TASK BRIEF |
Copy out the material below in full, but not its images.
-- START OF EXTRACTED RECORDS --
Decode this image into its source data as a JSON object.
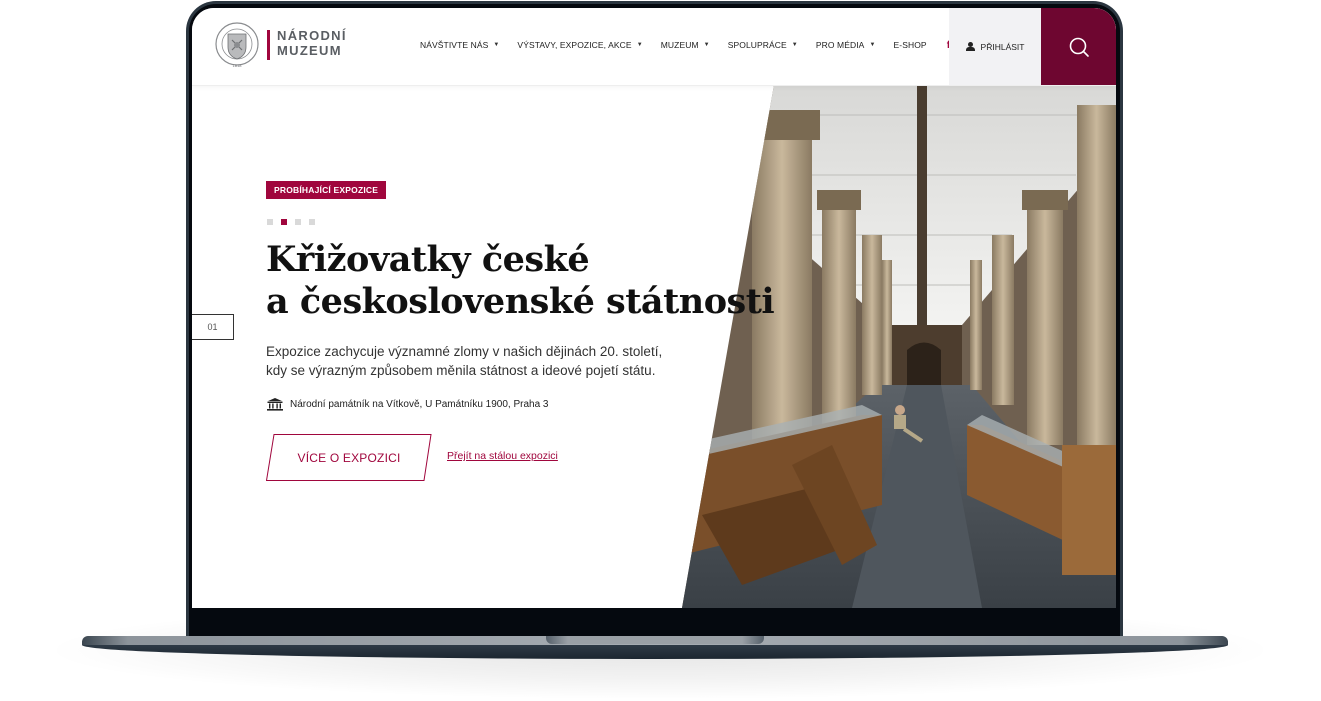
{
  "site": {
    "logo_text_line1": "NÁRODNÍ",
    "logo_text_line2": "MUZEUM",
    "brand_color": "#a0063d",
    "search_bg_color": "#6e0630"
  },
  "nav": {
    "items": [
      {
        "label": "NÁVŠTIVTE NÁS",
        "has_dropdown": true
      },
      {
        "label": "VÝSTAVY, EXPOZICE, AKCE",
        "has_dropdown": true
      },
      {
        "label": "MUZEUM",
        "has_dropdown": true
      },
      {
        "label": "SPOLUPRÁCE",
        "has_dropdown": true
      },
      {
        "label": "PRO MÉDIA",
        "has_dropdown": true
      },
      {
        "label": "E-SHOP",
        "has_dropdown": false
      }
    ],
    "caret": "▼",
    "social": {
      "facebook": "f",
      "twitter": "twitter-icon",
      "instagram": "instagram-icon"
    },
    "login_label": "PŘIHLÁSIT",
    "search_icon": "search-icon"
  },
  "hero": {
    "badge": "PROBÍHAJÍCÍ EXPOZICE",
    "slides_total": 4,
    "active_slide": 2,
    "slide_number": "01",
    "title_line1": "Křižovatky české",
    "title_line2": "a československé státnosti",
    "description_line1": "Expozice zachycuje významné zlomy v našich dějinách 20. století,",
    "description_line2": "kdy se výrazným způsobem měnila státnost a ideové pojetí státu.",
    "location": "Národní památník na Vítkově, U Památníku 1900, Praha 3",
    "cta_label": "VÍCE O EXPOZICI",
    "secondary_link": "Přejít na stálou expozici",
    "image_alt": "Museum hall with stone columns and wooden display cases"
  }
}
-- END OF EXTRACTED RECORDS --
THE RESPONSE |
Decode this image into its source data as a JSON object.
{
  "site": {
    "logo_text_line1": "NÁRODNÍ",
    "logo_text_line2": "MUZEUM",
    "brand_color": "#a0063d",
    "search_bg_color": "#6e0630"
  },
  "nav": {
    "items": [
      {
        "label": "NÁVŠTIVTE NÁS",
        "has_dropdown": true
      },
      {
        "label": "VÝSTAVY, EXPOZICE, AKCE",
        "has_dropdown": true
      },
      {
        "label": "MUZEUM",
        "has_dropdown": true
      },
      {
        "label": "SPOLUPRÁCE",
        "has_dropdown": true
      },
      {
        "label": "PRO MÉDIA",
        "has_dropdown": true
      },
      {
        "label": "E-SHOP",
        "has_dropdown": false
      }
    ],
    "caret": "▼",
    "social": {
      "facebook": "f",
      "twitter": "twitter-icon",
      "instagram": "instagram-icon"
    },
    "login_label": "PŘIHLÁSIT",
    "search_icon": "search-icon"
  },
  "hero": {
    "badge": "PROBÍHAJÍCÍ EXPOZICE",
    "slides_total": 4,
    "active_slide": 2,
    "slide_number": "01",
    "title_line1": "Křižovatky české",
    "title_line2": "a československé státnosti",
    "description_line1": "Expozice zachycuje významné zlomy v našich dějinách 20. století,",
    "description_line2": "kdy se výrazným způsobem měnila státnost a ideové pojetí státu.",
    "location": "Národní památník na Vítkově, U Památníku 1900, Praha 3",
    "cta_label": "VÍCE O EXPOZICI",
    "secondary_link": "Přejít na stálou expozici",
    "image_alt": "Museum hall with stone columns and wooden display cases"
  }
}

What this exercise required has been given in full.